*To do*:
From the data that follows, report how many lines hold the string "wing", giving only the number.

start Data excerpts

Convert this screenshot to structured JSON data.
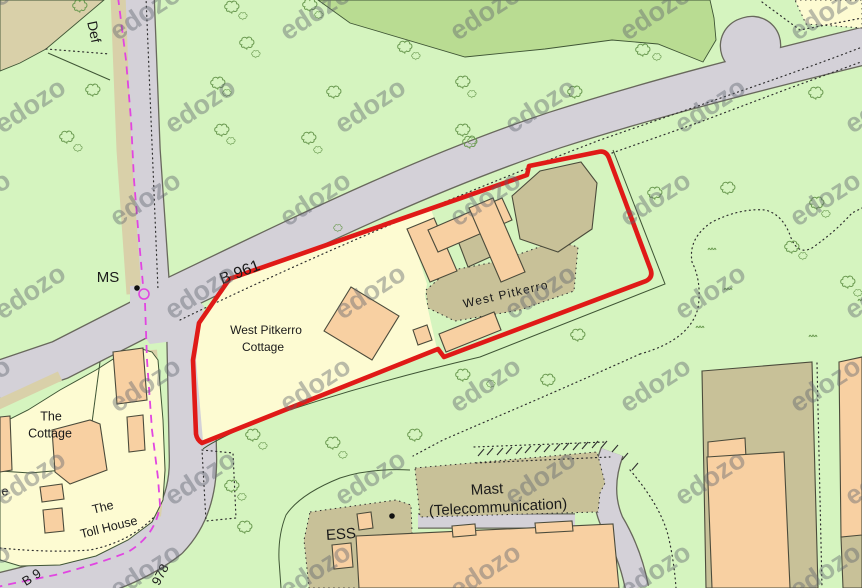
{
  "map": {
    "colors": {
      "green": "#d5f4bf",
      "olive": "#b9dc92",
      "tan": "#d9d0a9",
      "cream": "#fdfbd2",
      "gray": "#d4d1d8",
      "casing": "#68685c",
      "khaki": "#c8c198",
      "peach": "#f8d0a2",
      "building_outline": "#4b4b3b",
      "line": "#3f5535",
      "dotted": "#2f2f2f",
      "tree": "#6b9a51",
      "red": "#e01a17",
      "magenta": "#e145e1",
      "text": "#1a1a1a",
      "watermark": "#5f646e"
    },
    "watermark": {
      "text": "edozo",
      "rows": 7,
      "cols": 6,
      "dx": 170,
      "dy": 93,
      "x0": -20,
      "y0": 20,
      "odd_offset": 55,
      "rot": -33,
      "size": 27,
      "opacity": 0.42
    },
    "labels": [
      {
        "id": "label-def",
        "text": "Def",
        "x": 93,
        "y": 32,
        "rot": 78,
        "fs": 14
      },
      {
        "id": "label-ms",
        "text": "MS",
        "x": 108,
        "y": 278,
        "rot": 0,
        "fs": 15
      },
      {
        "id": "label-b961",
        "text": "B 961",
        "x": 240,
        "y": 273,
        "rot": -21,
        "fs": 16
      },
      {
        "id": "label-west-pitkerro-cottage-1",
        "text": "West Pitkerro",
        "x": 266,
        "y": 331,
        "rot": 0,
        "fs": 12
      },
      {
        "id": "label-west-pitkerro-cottage-2",
        "text": "Cottage",
        "x": 263,
        "y": 348,
        "rot": 0,
        "fs": 12
      },
      {
        "id": "label-west-pitkerro",
        "text": "West Pitkerro",
        "x": 506,
        "y": 295,
        "rot": -13,
        "fs": 12,
        "ls": 1.2
      },
      {
        "id": "label-the-cottage-1",
        "text": "The",
        "x": 51,
        "y": 417,
        "rot": 0,
        "fs": 12.5
      },
      {
        "id": "label-the-cottage-2",
        "text": "Cottage",
        "x": 50,
        "y": 434,
        "rot": 0,
        "fs": 12.5
      },
      {
        "id": "label-toll-house-1",
        "text": "The",
        "x": 103,
        "y": 508,
        "rot": -14,
        "fs": 12.5
      },
      {
        "id": "label-toll-house-2",
        "text": "Toll House",
        "x": 109,
        "y": 528,
        "rot": -14,
        "fs": 12.5
      },
      {
        "id": "label-e-partial",
        "text": "e",
        "x": 5,
        "y": 492,
        "rot": 0,
        "fs": 12.5
      },
      {
        "id": "label-ess",
        "text": "ESS",
        "x": 341,
        "y": 535,
        "rot": -4,
        "fs": 15
      },
      {
        "id": "label-mast-1",
        "text": "Mast",
        "x": 487,
        "y": 490,
        "rot": -3,
        "fs": 15
      },
      {
        "id": "label-mast-2",
        "text": "(Telecommunication)",
        "x": 498,
        "y": 508,
        "rot": -3,
        "fs": 15
      },
      {
        "id": "label-978",
        "text": "978",
        "x": 161,
        "y": 575,
        "rot": -62,
        "fs": 13
      },
      {
        "id": "label-b9-partial",
        "text": "B 9",
        "x": 32,
        "y": 578,
        "rot": -33,
        "fs": 13
      }
    ],
    "areas1": [
      {
        "name": "woodland-patch-top",
        "pts": "318,0 350,23 465,57 545,49 612,40 658,44 703,62 716,40 714,18 710,0",
        "fill": "olive",
        "stroke": true
      },
      {
        "name": "rough-ground-top-left",
        "pts": "0,0 104,0 46,49 20,63 0,71",
        "fill": "tan",
        "stroke": true
      }
    ],
    "roads": [
      {
        "name": "road-b961-main",
        "d": "M160,302 C300,235 420,175 555,130 C680,90 800,62 880,42",
        "w": 36
      },
      {
        "name": "road-layby-bulge",
        "d": "M749,46 L752,45",
        "w": 56,
        "cap": "round"
      },
      {
        "name": "road-north",
        "d": "M136,-5 L142,150 L152,296",
        "w": 35
      },
      {
        "name": "road-west",
        "d": "M162,308 L60,360 L-5,382",
        "w": 38
      },
      {
        "name": "road-south-b978",
        "d": "M190,312 L193,460 Q193,508 166,536 Q128,566 60,582 L-5,598",
        "w": 46
      },
      {
        "name": "road-mast-access",
        "d": "M418,521 L575,521",
        "w": 13
      },
      {
        "name": "road-southeast",
        "d": "M612,452 Q598,490 612,522 Q630,552 637,588",
        "w": 22
      }
    ],
    "verges": [
      {
        "name": "verge-north-road",
        "d": "M118,-5 L124,150 L134,294",
        "w": 15
      },
      {
        "name": "verge-south-road",
        "d": "M152,350 L161,470 L156,516",
        "w": 10
      },
      {
        "name": "verge-west-road",
        "d": "M60,376 L-5,406",
        "w": 10
      }
    ],
    "areas2": [
      {
        "name": "road-junction",
        "pts": "130,286 180,284 204,306 198,338 150,344 130,318",
        "fill": "gray"
      },
      {
        "name": "parcel-west-pitkerro-garden",
        "pts": "232,280 430,207 436,223 410,231 427,284 425,296 437,349 203,441 196,360 201,322",
        "fill": "cream"
      },
      {
        "name": "parcel-cottage-tollhouse",
        "pts": "0,424 28,410 60,390 96,370 118,356 142,349 152,352 158,360 163,420 165,470 163,500 152,522 128,540 96,556 60,565 20,566 0,560",
        "fill": "cream",
        "stroke": true
      },
      {
        "name": "parcel-top-right",
        "pts": "795,0 862,0 862,28 806,24",
        "fill": "cream",
        "dash": "1.5 3.5"
      },
      {
        "name": "yard-west-pitkerro",
        "pts": "426,290 448,271 500,261 556,241 578,247 574,291 520,310 455,321 428,308",
        "fill": "khaki",
        "dash": "1.5 3.5"
      },
      {
        "name": "compound-mast",
        "pts": "415,468 597,452 605,483 600,493 598,512 420,517",
        "fill": "khaki",
        "dash": "1.5 3.5"
      },
      {
        "name": "compound-ess",
        "pts": "310,512 396,500 411,505 414,588 309,588 304,540",
        "fill": "khaki",
        "dash": "1.5 3.5"
      }
    ],
    "fences": [
      {
        "name": "field-boundary-east",
        "d": "M613,150 L665,284 L480,357 Q360,385 260,420 Q215,440 203,449"
      },
      {
        "name": "field-boundary-ess-west",
        "d": "M410,470 Q370,468 340,478 Q300,494 286,515 Q278,535 279,560 L281,588"
      },
      {
        "name": "parcel-divider-1",
        "d": "M100,362 L86,468"
      },
      {
        "name": "parcel-divider-2",
        "d": "M86,468 L30,473 L0,471"
      },
      {
        "name": "boundary-top-left",
        "d": "M48,53 L110,80"
      }
    ],
    "dotted": [
      {
        "name": "path-edge-b961-south",
        "d": "M180,320 C320,252 470,190 600,140 C720,98 810,68 880,40"
      },
      {
        "name": "parcel-dotted-east",
        "d": "M612,153 L700,122 L790,88 L880,55"
      },
      {
        "name": "path-edge-north-road",
        "d": "M146,-3 L158,290"
      },
      {
        "name": "pen-below-site",
        "d": "M202,450 L233,453 L236,518 L206,521 L202,450"
      },
      {
        "name": "vegetation-line-east",
        "d": "M640,354 Q690,340 698,308 Q702,282 692,262 Q688,238 712,222 Q740,208 765,210 Q782,214 790,235 Q797,256 812,248 Q835,232 852,213 L862,208"
      },
      {
        "name": "vegetation-line-southeast",
        "d": "M640,354 Q560,390 480,424 L443,440 L413,456"
      },
      {
        "name": "parcel-bottom-dotted",
        "d": "M0,548 Q50,553 90,550 Q130,542 155,516"
      },
      {
        "name": "dotted-step-k4",
        "d": "M706,388 L730,386 L731,370 L812,364"
      },
      {
        "name": "dotted-k4-east",
        "d": "M817,363 L822,588"
      },
      {
        "name": "dotted-top-right",
        "d": "M762,2 L800,30 L862,18"
      },
      {
        "name": "cutting-edge-north",
        "d": "M474,447 L606,442"
      },
      {
        "name": "cutting-edge-south",
        "d": "M476,463 L610,457"
      },
      {
        "name": "boundary-dotted-top-left",
        "d": "M46,49 L110,54"
      },
      {
        "name": "road-edge-dotted-southeast",
        "d": "M630,470 Q660,505 668,535 Q674,560 676,588"
      }
    ],
    "hatch_ticks": [
      [
        478,
        456,
        484,
        449
      ],
      [
        487,
        455,
        493,
        448
      ],
      [
        497,
        455,
        503,
        448
      ],
      [
        506,
        454,
        512,
        447
      ],
      [
        516,
        454,
        522,
        447
      ],
      [
        525,
        453,
        531,
        446
      ],
      [
        535,
        452,
        541,
        445
      ],
      [
        544,
        452,
        550,
        445
      ],
      [
        554,
        451,
        560,
        444
      ],
      [
        563,
        450,
        569,
        443
      ],
      [
        573,
        450,
        579,
        443
      ],
      [
        582,
        449,
        588,
        442
      ],
      [
        592,
        448,
        598,
        441
      ],
      [
        601,
        448,
        607,
        441
      ],
      [
        612,
        452,
        618,
        445
      ],
      [
        622,
        460,
        628,
        453
      ],
      [
        632,
        470,
        638,
        463
      ]
    ],
    "buildings": [
      {
        "name": "building-khaki-main",
        "pts": "512,196 540,171 581,162 597,183 592,229 558,252 520,239",
        "fill": "khaki"
      },
      {
        "name": "building-khaki-middle",
        "pts": "455,233 486,220 499,253 468,267",
        "fill": "khaki"
      },
      {
        "name": "building-khaki-southeast-block",
        "pts": "702,371 812,362 818,588 706,588",
        "fill": "khaki"
      },
      {
        "name": "building-khaki-corner",
        "pts": "841,537 862,533 862,588 843,588",
        "fill": "khaki"
      },
      {
        "name": "building-west-pitkerro-cottage",
        "pts": "324,331 351,287 399,316 372,360",
        "fill": "peach"
      },
      {
        "name": "building-main-west-wing",
        "pts": "407,229 434,218 457,271 430,282",
        "fill": "peach"
      },
      {
        "name": "building-main-north-range",
        "pts": "428,230 502,198 512,220 438,252",
        "fill": "peach"
      },
      {
        "name": "building-main-east-wing",
        "pts": "469,208 493,198 525,272 501,282",
        "fill": "peach"
      },
      {
        "name": "building-outbuilding-small",
        "pts": "413,330 427,325 432,340 418,345",
        "fill": "peach"
      },
      {
        "name": "building-outbuilding-long",
        "pts": "439,334 494,312 501,330 446,352",
        "fill": "peach"
      },
      {
        "name": "building-se-annex-step",
        "pts": "708,442 745,438 746,458 708,460",
        "fill": "peach"
      },
      {
        "name": "building-se-annex",
        "pts": "707,457 784,452 790,588 712,588",
        "fill": "peach"
      },
      {
        "name": "building-east-edge",
        "pts": "839,362 862,357 862,535 841,537",
        "fill": "peach"
      },
      {
        "name": "building-bottom-large",
        "pts": "356,536 613,524 619,588 359,588",
        "fill": "peach"
      },
      {
        "name": "building-bottom-tab-1",
        "pts": "452,526 475,524 476,535 453,537",
        "fill": "peach"
      },
      {
        "name": "building-bottom-tab-2",
        "pts": "535,523 572,521 573,531 536,533",
        "fill": "peach"
      },
      {
        "name": "building-ess-hut-1",
        "pts": "357,514 371,512 373,528 359,530",
        "fill": "peach"
      },
      {
        "name": "building-ess-hut-2",
        "pts": "332,545 351,543 353,567 334,569",
        "fill": "peach"
      },
      {
        "name": "building-tollhouse-north",
        "pts": "113,352 143,348 147,400 117,404",
        "fill": "peach"
      },
      {
        "name": "building-the-cottage",
        "pts": "52,430 90,420 100,424 107,470 70,484 55,472",
        "fill": "peach"
      },
      {
        "name": "building-cottage-out-1",
        "pts": "40,487 62,484 64,499 42,502",
        "fill": "peach"
      },
      {
        "name": "building-tollhouse",
        "pts": "43,510 62,508 64,531 45,533",
        "fill": "peach"
      },
      {
        "name": "building-cottage-out-2",
        "pts": "127,417 143,415 145,450 129,452",
        "fill": "peach"
      },
      {
        "name": "building-left-edge",
        "pts": "0,417 10,416 12,470 0,472",
        "fill": "peach"
      }
    ],
    "trees": [
      [
        80,
        6,
        1
      ],
      [
        93,
        90,
        1
      ],
      [
        67,
        137,
        1
      ],
      [
        78,
        148,
        0.6
      ],
      [
        232,
        7,
        1
      ],
      [
        243,
        16,
        0.6
      ],
      [
        310,
        5,
        1
      ],
      [
        319,
        15,
        0.6
      ],
      [
        247,
        43,
        1
      ],
      [
        256,
        54,
        0.6
      ],
      [
        405,
        47,
        1
      ],
      [
        416,
        56,
        0.6
      ],
      [
        218,
        83,
        1
      ],
      [
        227,
        93,
        0.6
      ],
      [
        334,
        92,
        1
      ],
      [
        463,
        82,
        1
      ],
      [
        472,
        94,
        0.6
      ],
      [
        222,
        130,
        1
      ],
      [
        231,
        141,
        0.6
      ],
      [
        309,
        138,
        1
      ],
      [
        318,
        150,
        0.6
      ],
      [
        463,
        130,
        1
      ],
      [
        472,
        141,
        0.6
      ],
      [
        575,
        92,
        1
      ],
      [
        643,
        50,
        1
      ],
      [
        657,
        57,
        0.6
      ],
      [
        816,
        93,
        1
      ],
      [
        655,
        193,
        1
      ],
      [
        728,
        188,
        1
      ],
      [
        817,
        203,
        1
      ],
      [
        826,
        214,
        0.6
      ],
      [
        792,
        247,
        1
      ],
      [
        803,
        256,
        0.6
      ],
      [
        338,
        228,
        0.6
      ],
      [
        470,
        142,
        1
      ],
      [
        578,
        335,
        1
      ],
      [
        463,
        375,
        1
      ],
      [
        491,
        384,
        0.6
      ],
      [
        548,
        380,
        1
      ],
      [
        253,
        435,
        1
      ],
      [
        263,
        446,
        0.6
      ],
      [
        232,
        486,
        1
      ],
      [
        242,
        497,
        0.6
      ],
      [
        245,
        527,
        1
      ],
      [
        333,
        443,
        1
      ],
      [
        343,
        455,
        0.6
      ],
      [
        415,
        435,
        1
      ],
      [
        848,
        282,
        1
      ],
      [
        858,
        293,
        0.6
      ]
    ],
    "tufts": [
      [
        712,
        249
      ],
      [
        728,
        289
      ],
      [
        700,
        327
      ],
      [
        813,
        336
      ],
      [
        862,
        300
      ]
    ],
    "boundary_red": {
      "name": "site-boundary-red",
      "d": "M232,278 L527,175 L529,166 L598,152 Q606,150 609,158 L650,268 Q654,277 646,281 L444,357 L438,349 L202,443 Q197,440 196,434 L193,360 L199,323 L228,281 Q230,278 232,278 Z",
      "w": 4.6
    },
    "boundary_magenta": {
      "name": "admin-boundary-magenta",
      "paths": [
        "M118,-3 L126,60 L131,120 L134,180 L139,240 L143,285",
        "M145,303 L147,360 L152,430 L158,478 L160,505 Q156,535 128,552 Q95,565 55,575 L15,583 L-3,587"
      ],
      "circle": [
        144,
        294,
        5
      ]
    },
    "dots": [
      {
        "name": "mast-symbol-dot-ms",
        "c": [
          137,
          288
        ]
      },
      {
        "name": "mast-symbol-dot-ess",
        "c": [
          392,
          516
        ]
      }
    ]
  }
}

end Data excerpts

*Task response*:
2